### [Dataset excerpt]
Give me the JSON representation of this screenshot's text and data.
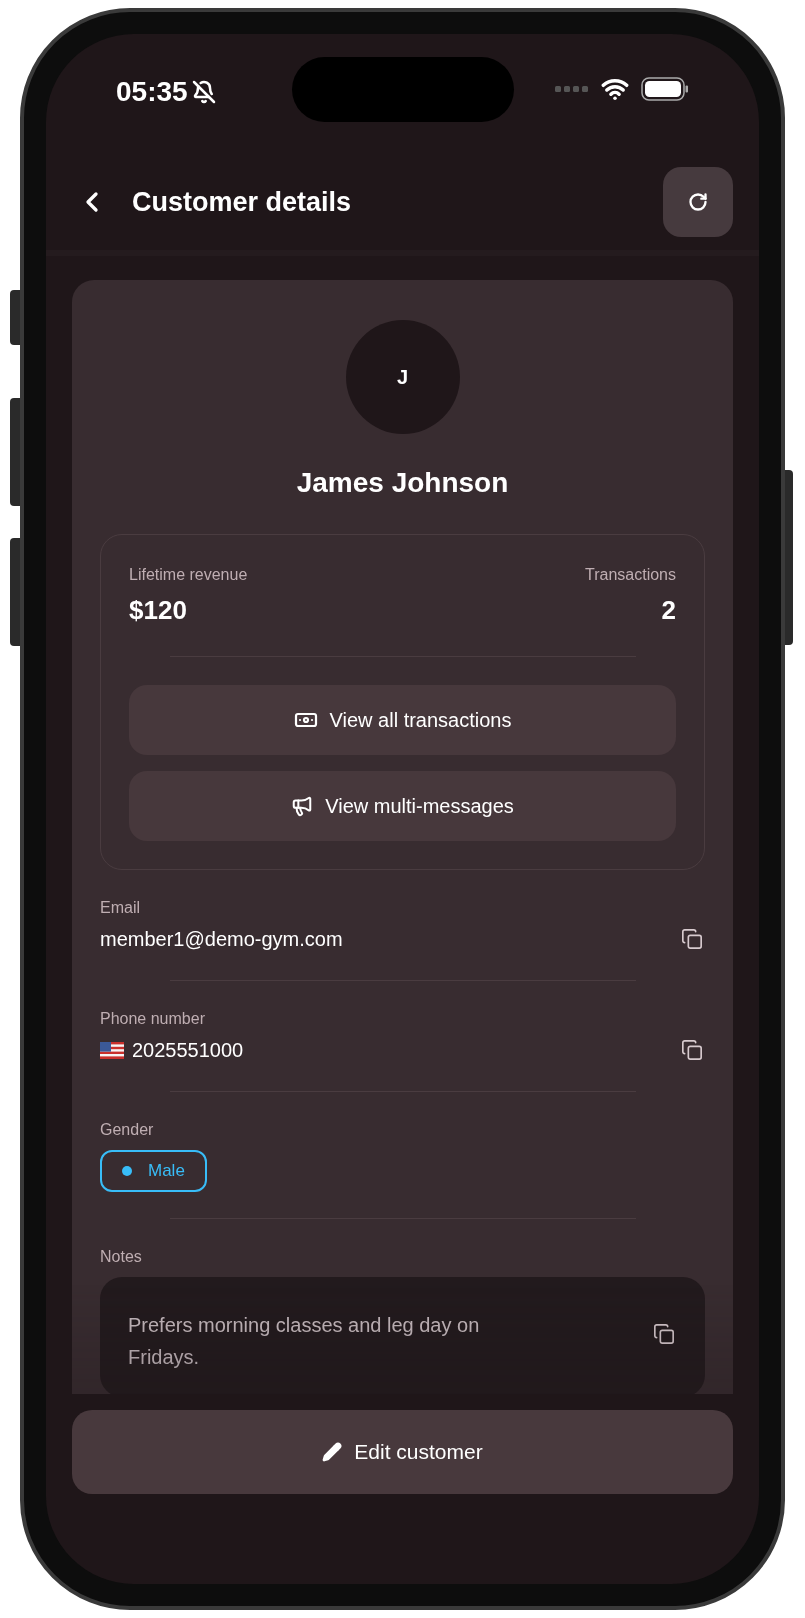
{
  "status_bar": {
    "time": "05:35"
  },
  "header": {
    "title": "Customer details"
  },
  "customer": {
    "initial": "J",
    "name": "James Johnson"
  },
  "stats": [
    {
      "label": "Lifetime revenue",
      "value": "$120"
    },
    {
      "label": "Transactions",
      "value": "2"
    }
  ],
  "actions": [
    {
      "kind": "money",
      "label": "View all transactions"
    },
    {
      "kind": "megaphone",
      "label": "View multi-messages"
    }
  ],
  "fields": [
    {
      "kind": "text",
      "label": "Email",
      "value": "member1@demo-gym.com"
    },
    {
      "kind": "phone",
      "label": "Phone number",
      "value": "2025551000"
    },
    {
      "kind": "chip",
      "label": "Gender",
      "value": "Male",
      "color": "#38bdf8"
    },
    {
      "kind": "note",
      "label": "Notes",
      "value": "Prefers morning classes and leg day on Fridays."
    }
  ],
  "footer_button": {
    "label": "Edit customer"
  }
}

### [Objective]
Copy every record above exactly, leaving out the pictures.

### [Solved exercise]
Give me the JSON representation of this screenshot's text and data.
{
  "status_bar": {
    "time": "05:35"
  },
  "header": {
    "title": "Customer details"
  },
  "customer": {
    "initial": "J",
    "name": "James Johnson"
  },
  "stats": [
    {
      "label": "Lifetime revenue",
      "value": "$120"
    },
    {
      "label": "Transactions",
      "value": "2"
    }
  ],
  "actions": [
    {
      "kind": "money",
      "label": "View all transactions"
    },
    {
      "kind": "megaphone",
      "label": "View multi-messages"
    }
  ],
  "fields": [
    {
      "kind": "text",
      "label": "Email",
      "value": "member1@demo-gym.com"
    },
    {
      "kind": "phone",
      "label": "Phone number",
      "value": "2025551000"
    },
    {
      "kind": "chip",
      "label": "Gender",
      "value": "Male",
      "color": "#38bdf8"
    },
    {
      "kind": "note",
      "label": "Notes",
      "value": "Prefers morning classes and leg day on Fridays."
    }
  ],
  "footer_button": {
    "label": "Edit customer"
  }
}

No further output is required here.